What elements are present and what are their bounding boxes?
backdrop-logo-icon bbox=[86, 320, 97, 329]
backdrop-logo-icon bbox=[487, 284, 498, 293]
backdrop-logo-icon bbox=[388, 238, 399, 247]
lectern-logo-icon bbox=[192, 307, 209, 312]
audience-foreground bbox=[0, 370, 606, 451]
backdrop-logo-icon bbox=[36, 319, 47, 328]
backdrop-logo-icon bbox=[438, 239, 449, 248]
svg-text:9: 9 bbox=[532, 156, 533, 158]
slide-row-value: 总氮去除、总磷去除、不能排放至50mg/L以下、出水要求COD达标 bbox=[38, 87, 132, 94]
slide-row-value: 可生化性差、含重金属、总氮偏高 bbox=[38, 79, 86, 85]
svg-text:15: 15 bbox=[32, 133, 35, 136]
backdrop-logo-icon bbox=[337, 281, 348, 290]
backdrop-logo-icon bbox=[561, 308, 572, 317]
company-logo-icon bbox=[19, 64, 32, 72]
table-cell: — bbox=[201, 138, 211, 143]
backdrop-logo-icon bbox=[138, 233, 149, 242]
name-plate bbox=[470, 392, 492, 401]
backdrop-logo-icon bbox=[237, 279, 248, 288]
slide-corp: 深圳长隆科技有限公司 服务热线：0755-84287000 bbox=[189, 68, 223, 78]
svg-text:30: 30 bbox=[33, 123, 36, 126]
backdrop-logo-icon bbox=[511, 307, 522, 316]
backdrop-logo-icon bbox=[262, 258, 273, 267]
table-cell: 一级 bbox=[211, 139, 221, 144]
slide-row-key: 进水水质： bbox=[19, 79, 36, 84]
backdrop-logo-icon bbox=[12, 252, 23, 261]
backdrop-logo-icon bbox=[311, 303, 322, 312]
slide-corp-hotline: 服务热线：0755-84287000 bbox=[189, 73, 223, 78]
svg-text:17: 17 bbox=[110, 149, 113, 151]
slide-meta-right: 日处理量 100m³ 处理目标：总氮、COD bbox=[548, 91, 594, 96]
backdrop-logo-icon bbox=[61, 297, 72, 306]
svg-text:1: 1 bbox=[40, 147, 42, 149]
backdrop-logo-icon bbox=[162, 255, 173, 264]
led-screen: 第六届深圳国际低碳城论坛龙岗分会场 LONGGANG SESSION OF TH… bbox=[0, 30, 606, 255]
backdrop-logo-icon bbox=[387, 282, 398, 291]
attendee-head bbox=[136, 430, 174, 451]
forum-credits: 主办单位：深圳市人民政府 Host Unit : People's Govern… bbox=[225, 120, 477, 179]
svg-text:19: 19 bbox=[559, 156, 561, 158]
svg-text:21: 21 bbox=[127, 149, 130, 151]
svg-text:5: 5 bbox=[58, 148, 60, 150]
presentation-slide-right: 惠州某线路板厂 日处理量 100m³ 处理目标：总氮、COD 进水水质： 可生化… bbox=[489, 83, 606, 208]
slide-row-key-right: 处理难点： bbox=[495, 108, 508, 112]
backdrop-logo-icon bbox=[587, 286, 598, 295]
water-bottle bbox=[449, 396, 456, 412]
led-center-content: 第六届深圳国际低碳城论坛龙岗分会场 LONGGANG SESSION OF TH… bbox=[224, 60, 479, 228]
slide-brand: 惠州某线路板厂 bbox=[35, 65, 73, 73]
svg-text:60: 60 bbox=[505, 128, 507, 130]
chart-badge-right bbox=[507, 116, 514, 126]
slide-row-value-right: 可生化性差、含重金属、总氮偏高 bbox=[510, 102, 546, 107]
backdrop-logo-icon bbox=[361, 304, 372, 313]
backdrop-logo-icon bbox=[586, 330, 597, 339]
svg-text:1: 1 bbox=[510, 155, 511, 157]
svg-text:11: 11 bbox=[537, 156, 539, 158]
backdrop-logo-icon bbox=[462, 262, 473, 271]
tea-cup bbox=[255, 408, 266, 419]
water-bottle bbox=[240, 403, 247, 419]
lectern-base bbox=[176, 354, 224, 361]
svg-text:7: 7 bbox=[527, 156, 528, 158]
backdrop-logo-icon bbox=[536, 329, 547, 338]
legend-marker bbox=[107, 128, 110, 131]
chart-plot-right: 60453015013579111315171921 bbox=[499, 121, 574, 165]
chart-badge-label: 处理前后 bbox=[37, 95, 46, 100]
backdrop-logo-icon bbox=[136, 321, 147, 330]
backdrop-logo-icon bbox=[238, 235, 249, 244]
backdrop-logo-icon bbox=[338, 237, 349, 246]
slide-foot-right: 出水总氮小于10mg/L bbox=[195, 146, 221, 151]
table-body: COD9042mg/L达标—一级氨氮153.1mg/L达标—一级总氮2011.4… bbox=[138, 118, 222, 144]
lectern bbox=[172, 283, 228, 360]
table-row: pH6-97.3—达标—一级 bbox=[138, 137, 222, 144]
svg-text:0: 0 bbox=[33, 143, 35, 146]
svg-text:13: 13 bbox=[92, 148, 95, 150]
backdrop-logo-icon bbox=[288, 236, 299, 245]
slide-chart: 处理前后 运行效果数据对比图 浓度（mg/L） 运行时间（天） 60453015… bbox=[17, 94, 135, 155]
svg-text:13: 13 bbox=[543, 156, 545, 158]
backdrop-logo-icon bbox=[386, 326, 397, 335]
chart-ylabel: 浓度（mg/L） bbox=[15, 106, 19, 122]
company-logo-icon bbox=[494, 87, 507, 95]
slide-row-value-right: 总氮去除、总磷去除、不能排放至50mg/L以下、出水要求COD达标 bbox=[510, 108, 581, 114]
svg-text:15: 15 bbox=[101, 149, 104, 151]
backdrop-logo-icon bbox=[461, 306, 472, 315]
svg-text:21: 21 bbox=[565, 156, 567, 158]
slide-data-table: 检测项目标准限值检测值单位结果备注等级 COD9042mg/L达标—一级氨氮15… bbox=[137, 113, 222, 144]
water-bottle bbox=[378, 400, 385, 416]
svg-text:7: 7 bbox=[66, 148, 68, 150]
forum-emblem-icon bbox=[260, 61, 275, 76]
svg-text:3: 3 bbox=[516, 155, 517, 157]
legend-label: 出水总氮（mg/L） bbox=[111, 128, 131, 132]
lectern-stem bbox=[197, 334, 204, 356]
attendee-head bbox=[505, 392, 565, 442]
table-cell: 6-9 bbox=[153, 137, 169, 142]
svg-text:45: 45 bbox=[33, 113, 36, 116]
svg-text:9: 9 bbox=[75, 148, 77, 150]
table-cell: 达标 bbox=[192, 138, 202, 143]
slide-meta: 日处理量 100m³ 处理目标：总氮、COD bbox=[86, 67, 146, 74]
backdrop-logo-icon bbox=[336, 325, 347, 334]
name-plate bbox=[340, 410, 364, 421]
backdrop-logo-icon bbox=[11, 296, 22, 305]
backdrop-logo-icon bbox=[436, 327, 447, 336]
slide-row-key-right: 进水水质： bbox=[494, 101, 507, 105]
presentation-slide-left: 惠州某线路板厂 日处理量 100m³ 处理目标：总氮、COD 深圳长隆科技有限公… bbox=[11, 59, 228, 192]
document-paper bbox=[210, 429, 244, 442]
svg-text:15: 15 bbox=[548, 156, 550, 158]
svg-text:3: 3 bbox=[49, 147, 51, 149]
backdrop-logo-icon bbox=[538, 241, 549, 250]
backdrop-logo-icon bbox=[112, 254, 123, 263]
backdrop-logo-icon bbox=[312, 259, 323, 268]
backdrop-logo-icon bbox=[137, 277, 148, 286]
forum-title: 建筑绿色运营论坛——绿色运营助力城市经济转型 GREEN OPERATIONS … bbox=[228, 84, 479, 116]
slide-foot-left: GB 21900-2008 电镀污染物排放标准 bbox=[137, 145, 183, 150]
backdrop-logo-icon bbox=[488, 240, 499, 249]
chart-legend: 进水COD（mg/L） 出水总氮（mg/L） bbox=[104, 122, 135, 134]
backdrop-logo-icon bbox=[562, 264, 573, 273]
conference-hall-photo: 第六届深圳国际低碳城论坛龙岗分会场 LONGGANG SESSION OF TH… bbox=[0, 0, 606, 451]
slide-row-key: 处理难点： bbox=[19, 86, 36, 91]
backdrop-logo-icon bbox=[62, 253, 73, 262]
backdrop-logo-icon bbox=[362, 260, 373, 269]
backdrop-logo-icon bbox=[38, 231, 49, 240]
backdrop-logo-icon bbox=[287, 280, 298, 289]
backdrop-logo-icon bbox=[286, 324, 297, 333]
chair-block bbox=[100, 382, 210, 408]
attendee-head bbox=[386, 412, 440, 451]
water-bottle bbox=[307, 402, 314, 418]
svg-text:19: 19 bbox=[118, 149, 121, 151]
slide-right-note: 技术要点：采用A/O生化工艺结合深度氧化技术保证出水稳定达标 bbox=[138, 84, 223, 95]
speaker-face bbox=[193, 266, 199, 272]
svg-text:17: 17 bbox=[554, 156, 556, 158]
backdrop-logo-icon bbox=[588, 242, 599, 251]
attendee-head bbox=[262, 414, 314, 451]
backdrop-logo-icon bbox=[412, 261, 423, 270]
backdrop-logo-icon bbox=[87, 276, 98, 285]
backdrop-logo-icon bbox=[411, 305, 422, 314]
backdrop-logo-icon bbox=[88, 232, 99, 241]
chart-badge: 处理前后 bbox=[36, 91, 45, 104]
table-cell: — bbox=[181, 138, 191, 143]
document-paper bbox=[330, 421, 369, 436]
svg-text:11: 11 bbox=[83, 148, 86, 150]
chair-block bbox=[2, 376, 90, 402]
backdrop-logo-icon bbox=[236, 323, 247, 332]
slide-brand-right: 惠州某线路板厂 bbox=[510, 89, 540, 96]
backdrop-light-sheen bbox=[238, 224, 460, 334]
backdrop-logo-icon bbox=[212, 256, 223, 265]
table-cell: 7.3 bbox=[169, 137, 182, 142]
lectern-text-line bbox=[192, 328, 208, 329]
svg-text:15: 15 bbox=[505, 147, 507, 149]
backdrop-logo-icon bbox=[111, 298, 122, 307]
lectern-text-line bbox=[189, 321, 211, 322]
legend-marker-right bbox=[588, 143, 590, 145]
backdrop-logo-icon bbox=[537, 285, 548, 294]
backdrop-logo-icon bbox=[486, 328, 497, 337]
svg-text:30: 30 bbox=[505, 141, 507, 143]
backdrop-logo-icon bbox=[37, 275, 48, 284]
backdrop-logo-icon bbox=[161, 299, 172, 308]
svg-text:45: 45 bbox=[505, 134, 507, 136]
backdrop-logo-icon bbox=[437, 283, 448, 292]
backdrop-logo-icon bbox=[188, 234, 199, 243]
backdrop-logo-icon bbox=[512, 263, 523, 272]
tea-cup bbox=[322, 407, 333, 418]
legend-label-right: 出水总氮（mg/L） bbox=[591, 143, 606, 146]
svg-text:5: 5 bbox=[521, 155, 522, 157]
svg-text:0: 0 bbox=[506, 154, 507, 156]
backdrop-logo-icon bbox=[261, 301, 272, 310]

──────

■ Problem requirements:
Swap "audience-foreground" for "crowd-foreground" in the lines from the first one through the line holding "backdrop-logo-icon bbox=[561, 308, 572, 317]", both included, and give back those lines with nothing else changed.

■ Correct result:
What elements are present and what are their bounding boxes?
backdrop-logo-icon bbox=[86, 320, 97, 329]
backdrop-logo-icon bbox=[487, 284, 498, 293]
backdrop-logo-icon bbox=[388, 238, 399, 247]
lectern-logo-icon bbox=[192, 307, 209, 312]
crowd-foreground bbox=[0, 370, 606, 451]
backdrop-logo-icon bbox=[36, 319, 47, 328]
backdrop-logo-icon bbox=[438, 239, 449, 248]
svg-text:9: 9 bbox=[532, 156, 533, 158]
slide-row-value: 总氮去除、总磷去除、不能排放至50mg/L以下、出水要求COD达标 bbox=[38, 87, 132, 94]
slide-row-value: 可生化性差、含重金属、总氮偏高 bbox=[38, 79, 86, 85]
svg-text:15: 15 bbox=[32, 133, 35, 136]
backdrop-logo-icon bbox=[337, 281, 348, 290]
backdrop-logo-icon bbox=[561, 308, 572, 317]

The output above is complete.